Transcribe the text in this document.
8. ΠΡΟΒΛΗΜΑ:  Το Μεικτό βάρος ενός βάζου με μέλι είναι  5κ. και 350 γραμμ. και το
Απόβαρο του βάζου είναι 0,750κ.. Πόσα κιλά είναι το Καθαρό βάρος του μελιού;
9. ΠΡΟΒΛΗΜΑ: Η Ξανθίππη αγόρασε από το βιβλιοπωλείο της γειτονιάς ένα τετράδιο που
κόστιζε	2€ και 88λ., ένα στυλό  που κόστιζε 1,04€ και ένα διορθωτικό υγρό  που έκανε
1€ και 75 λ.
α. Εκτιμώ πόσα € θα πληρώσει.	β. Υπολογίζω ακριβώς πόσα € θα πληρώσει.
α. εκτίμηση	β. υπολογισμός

[REQUIRED TASK] Track down every line of the material containing the string "είναι", and copy it.

[EXPECTED OUTPUT]
8. ΠΡΟΒΛΗΜΑ:  Το Μεικτό βάρος ενός βάζου με μέλι είναι  5κ. και 350 γραμμ. και το
Απόβαρο του βάζου είναι 0,750κ.. Πόσα κιλά είναι το Καθαρό βάρος του μελιού;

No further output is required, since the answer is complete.